GIVEN EXERCISE:
Among the following entries, count the lines that contain "AUGUST" and report only the result.

DATA EXCERPTS:

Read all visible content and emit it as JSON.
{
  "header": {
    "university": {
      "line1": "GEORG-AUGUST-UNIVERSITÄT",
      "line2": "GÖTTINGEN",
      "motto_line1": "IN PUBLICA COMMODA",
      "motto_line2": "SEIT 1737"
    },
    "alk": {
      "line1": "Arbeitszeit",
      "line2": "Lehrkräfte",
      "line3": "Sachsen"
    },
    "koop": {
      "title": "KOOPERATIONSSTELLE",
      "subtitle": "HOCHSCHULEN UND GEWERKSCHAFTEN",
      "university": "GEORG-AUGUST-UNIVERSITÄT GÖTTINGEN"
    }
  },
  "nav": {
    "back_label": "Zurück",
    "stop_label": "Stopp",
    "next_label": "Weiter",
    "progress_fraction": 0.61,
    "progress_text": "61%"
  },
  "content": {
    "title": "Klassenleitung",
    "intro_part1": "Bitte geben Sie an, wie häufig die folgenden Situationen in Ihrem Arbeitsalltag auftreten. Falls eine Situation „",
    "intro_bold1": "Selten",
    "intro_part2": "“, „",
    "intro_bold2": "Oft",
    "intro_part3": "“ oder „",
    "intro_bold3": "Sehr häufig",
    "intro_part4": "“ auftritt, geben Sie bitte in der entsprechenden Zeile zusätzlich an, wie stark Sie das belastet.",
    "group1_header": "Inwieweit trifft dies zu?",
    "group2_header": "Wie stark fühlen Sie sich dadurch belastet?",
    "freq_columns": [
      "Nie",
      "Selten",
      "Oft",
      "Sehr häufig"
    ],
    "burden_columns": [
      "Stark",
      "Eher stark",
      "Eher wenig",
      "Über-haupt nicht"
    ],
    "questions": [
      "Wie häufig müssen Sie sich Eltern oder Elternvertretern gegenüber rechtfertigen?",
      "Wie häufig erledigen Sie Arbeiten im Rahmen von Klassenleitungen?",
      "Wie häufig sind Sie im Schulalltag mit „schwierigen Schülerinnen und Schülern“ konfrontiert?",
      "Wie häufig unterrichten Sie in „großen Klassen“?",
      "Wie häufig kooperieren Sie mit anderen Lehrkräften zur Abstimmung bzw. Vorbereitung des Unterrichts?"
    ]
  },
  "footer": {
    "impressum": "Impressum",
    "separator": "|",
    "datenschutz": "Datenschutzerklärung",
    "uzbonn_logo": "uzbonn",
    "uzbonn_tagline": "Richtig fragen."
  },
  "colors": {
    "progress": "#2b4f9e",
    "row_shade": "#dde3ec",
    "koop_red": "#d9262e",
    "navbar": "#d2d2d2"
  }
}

FINAL ANSWER:
2